Problem requirements | In the records that follow, show each line where the word "Stocks" is present.

Extracted records

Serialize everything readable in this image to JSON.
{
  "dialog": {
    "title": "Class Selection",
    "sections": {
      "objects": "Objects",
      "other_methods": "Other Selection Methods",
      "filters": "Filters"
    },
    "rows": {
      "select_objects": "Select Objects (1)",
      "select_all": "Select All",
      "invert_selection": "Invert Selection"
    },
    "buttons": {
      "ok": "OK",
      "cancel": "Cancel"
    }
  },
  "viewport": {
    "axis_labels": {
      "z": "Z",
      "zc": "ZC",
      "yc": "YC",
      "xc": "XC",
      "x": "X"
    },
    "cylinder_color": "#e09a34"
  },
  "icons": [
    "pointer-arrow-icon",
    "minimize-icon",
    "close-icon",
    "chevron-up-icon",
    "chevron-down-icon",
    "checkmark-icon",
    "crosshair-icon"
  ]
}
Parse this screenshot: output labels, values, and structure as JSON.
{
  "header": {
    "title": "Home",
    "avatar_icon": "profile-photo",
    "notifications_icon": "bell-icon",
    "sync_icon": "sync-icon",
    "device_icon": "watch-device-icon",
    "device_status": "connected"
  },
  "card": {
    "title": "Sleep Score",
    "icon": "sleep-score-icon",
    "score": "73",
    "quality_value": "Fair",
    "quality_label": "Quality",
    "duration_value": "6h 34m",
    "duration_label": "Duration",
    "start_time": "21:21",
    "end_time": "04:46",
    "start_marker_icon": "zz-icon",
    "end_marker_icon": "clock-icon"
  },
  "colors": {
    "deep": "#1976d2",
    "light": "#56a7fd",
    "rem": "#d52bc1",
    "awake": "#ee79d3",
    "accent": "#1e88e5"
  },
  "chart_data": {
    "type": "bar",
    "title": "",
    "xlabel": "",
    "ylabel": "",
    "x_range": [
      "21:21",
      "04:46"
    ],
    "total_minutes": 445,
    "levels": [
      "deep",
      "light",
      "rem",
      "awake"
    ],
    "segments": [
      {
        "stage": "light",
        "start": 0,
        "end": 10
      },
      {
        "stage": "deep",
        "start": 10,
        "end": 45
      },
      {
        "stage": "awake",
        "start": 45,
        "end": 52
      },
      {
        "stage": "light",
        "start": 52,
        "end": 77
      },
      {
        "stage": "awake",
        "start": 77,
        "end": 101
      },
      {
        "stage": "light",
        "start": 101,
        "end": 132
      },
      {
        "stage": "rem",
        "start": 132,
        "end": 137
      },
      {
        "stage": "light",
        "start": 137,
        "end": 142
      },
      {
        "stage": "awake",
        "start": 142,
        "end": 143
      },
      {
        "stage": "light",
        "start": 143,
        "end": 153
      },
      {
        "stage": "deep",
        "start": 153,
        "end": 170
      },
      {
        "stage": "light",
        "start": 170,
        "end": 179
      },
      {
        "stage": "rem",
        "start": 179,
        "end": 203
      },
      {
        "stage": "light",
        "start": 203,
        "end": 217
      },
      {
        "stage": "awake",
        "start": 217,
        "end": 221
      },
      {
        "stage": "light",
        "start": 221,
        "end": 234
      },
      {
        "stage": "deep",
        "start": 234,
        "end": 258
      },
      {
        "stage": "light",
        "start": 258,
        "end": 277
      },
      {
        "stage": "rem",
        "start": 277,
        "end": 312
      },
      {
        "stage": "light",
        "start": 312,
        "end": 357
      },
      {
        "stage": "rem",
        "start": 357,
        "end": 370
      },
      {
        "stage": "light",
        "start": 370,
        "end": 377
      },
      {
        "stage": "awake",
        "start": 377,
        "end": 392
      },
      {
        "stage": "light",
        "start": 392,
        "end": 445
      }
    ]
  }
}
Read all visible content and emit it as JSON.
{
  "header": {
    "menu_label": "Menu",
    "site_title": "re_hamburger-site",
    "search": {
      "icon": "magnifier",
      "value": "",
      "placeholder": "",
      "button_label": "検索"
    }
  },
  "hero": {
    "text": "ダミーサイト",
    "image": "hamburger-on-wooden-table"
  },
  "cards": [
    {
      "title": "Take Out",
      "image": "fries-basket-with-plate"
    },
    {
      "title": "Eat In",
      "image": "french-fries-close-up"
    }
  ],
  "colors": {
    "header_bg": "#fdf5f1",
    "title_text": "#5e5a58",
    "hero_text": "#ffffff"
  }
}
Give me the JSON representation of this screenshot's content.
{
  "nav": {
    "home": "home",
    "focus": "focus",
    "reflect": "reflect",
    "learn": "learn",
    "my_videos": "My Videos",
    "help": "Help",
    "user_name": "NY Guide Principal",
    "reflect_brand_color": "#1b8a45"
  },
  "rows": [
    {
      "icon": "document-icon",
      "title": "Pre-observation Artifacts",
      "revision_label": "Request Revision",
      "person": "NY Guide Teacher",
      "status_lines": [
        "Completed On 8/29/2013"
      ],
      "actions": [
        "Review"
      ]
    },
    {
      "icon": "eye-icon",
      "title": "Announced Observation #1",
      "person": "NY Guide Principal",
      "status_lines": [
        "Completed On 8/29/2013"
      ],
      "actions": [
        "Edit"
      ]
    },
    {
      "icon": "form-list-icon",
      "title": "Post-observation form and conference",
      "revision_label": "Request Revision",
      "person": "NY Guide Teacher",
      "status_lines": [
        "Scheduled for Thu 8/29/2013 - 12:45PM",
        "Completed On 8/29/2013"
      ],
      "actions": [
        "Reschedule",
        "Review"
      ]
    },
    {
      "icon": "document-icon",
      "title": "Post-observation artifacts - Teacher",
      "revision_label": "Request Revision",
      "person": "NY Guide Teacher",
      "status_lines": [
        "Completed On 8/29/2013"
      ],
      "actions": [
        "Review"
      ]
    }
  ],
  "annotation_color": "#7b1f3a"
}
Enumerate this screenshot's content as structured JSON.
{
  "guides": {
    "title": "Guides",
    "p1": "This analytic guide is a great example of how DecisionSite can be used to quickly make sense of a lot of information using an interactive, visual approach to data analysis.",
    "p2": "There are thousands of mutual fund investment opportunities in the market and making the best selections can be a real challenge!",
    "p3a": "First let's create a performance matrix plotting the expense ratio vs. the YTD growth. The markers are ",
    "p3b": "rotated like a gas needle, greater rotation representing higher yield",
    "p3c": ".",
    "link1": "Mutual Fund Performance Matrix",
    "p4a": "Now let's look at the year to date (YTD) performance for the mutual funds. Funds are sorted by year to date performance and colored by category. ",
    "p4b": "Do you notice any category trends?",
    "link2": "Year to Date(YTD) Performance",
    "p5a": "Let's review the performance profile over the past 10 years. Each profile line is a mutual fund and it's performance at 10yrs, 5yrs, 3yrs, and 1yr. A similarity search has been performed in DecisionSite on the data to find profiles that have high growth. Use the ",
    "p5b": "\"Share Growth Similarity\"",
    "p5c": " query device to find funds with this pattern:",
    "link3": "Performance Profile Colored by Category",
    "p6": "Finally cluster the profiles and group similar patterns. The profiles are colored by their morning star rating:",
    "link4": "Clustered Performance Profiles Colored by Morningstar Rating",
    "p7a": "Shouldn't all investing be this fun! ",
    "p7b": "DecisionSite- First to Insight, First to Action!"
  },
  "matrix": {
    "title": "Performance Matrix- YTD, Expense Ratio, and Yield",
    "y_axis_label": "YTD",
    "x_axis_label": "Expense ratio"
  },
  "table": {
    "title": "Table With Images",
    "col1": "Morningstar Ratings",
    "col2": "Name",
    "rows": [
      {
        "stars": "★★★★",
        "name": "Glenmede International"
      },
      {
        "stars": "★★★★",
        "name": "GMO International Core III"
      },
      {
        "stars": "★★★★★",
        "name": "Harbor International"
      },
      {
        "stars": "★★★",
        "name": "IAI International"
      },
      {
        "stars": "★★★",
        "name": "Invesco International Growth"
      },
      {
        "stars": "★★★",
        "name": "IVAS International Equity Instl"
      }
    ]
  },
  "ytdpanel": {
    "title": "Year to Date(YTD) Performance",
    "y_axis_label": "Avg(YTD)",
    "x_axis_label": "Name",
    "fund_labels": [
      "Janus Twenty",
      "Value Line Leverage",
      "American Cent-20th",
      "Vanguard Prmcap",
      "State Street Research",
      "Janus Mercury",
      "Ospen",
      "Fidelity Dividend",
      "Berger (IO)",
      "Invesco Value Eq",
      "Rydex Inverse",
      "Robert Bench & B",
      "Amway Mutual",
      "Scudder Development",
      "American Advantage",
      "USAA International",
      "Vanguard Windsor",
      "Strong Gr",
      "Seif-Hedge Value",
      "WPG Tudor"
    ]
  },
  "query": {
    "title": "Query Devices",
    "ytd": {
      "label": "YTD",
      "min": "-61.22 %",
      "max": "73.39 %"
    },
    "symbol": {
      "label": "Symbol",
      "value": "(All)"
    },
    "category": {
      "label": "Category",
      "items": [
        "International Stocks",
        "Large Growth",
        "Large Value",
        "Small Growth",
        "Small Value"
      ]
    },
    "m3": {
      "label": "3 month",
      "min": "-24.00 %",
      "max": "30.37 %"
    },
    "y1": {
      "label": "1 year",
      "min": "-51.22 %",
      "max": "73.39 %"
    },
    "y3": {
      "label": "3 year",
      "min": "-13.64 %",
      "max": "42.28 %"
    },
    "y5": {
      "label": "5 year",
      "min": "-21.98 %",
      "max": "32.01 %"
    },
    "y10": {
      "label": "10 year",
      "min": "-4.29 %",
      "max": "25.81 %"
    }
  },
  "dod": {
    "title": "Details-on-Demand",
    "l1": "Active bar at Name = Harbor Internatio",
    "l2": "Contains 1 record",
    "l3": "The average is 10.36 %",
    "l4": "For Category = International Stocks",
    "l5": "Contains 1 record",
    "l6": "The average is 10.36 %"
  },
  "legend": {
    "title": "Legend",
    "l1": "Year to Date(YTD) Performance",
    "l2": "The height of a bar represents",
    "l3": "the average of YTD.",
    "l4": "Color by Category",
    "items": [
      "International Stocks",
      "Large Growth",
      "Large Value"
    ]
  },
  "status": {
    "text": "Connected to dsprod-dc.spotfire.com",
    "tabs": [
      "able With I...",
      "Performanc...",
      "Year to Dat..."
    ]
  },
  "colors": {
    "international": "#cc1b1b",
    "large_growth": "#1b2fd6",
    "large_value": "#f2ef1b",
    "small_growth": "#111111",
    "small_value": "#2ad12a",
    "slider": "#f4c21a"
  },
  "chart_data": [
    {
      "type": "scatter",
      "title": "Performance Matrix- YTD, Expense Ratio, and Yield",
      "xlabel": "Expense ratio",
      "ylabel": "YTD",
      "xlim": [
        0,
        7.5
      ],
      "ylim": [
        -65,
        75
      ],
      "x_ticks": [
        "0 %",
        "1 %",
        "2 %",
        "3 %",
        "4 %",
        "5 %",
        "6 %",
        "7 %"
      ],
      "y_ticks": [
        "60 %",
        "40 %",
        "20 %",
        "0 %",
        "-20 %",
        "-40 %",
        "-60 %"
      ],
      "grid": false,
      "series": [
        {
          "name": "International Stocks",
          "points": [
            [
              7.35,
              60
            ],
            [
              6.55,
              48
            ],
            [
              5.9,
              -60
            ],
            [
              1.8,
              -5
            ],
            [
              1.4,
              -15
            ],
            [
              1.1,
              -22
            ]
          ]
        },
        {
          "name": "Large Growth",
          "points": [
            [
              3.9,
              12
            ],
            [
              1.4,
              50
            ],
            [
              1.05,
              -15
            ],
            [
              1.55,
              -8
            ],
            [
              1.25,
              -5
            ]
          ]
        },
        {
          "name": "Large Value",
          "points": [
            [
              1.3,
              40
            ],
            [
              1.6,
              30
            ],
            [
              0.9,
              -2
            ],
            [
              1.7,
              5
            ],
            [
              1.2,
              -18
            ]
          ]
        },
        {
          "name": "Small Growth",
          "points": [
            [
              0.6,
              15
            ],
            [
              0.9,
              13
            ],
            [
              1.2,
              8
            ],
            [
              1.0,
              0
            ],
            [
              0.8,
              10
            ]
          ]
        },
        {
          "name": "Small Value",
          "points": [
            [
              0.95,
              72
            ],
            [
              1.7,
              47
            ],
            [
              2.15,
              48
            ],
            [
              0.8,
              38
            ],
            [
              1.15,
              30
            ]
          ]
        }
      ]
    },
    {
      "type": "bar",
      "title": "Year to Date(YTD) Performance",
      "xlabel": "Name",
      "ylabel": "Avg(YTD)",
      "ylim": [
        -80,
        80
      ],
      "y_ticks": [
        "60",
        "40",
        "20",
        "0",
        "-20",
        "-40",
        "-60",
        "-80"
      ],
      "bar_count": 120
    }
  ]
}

Final result |
        "International Stocks",
    "l4": "For Category = International Stocks",
      "International Stocks",
          "name": "International Stocks",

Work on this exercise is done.